Stored data entries
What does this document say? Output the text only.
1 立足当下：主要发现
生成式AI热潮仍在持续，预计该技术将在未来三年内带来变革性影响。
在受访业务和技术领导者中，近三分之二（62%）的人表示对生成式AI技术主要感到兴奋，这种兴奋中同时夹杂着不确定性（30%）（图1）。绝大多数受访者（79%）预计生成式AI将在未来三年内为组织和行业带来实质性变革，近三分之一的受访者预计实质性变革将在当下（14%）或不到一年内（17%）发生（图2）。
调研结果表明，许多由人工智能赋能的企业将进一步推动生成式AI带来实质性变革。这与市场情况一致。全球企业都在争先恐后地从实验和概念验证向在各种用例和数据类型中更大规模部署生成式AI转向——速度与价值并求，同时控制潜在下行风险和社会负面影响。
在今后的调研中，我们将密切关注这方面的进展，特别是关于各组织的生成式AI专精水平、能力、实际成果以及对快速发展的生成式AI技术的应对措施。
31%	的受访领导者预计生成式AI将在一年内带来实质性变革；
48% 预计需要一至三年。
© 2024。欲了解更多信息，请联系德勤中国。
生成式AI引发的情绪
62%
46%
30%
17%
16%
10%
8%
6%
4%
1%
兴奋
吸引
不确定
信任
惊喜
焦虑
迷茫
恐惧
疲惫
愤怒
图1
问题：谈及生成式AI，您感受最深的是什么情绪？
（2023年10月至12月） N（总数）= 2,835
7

■ Objective:
Return what is listed above, exactly and completely.

■ Correct response:
What does this document say? Output the text only.
1 立足当下：主要发现
生成式AI热潮仍在持续，预计该技术将在未来三年内带来变革性影响。
在受访业务和技术领导者中，近三分之二（62%）的人表示对生成式AI技术主要感到兴奋，这种兴奋中同时夹杂着不确定性（30%）（图1）。绝大多数受访者（79%）预计生成式AI将在未来三年内为组织和行业带来实质性变革，近三分之一的受访者预计实质性变革将在当下（14%）或不到一年内（17%）发生（图2）。
调研结果表明，许多由人工智能赋能的企业将进一步推动生成式AI带来实质性变革。这与市场情况一致。全球企业都在争先恐后地从实验和概念验证向在各种用例和数据类型中更大规模部署生成式AI转向——速度与价值并求，同时控制潜在下行风险和社会负面影响。
在今后的调研中，我们将密切关注这方面的进展，特别是关于各组织的生成式AI专精水平、能力、实际成果以及对快速发展的生成式AI技术的应对措施。
31%	的受访领导者预计生成式AI将在一年内带来实质性变革；
48% 预计需要一至三年。
© 2024。欲了解更多信息，请联系德勤中国。
生成式AI引发的情绪
62%
46%
30%
17%
16%
10%
8%
6%
4%
1%
兴奋
吸引
不确定
信任
惊喜
焦虑
迷茫
恐惧
疲惫
愤怒
图1
问题：谈及生成式AI，您感受最深的是什么情绪？
（2023年10月至12月） N（总数）= 2,835
7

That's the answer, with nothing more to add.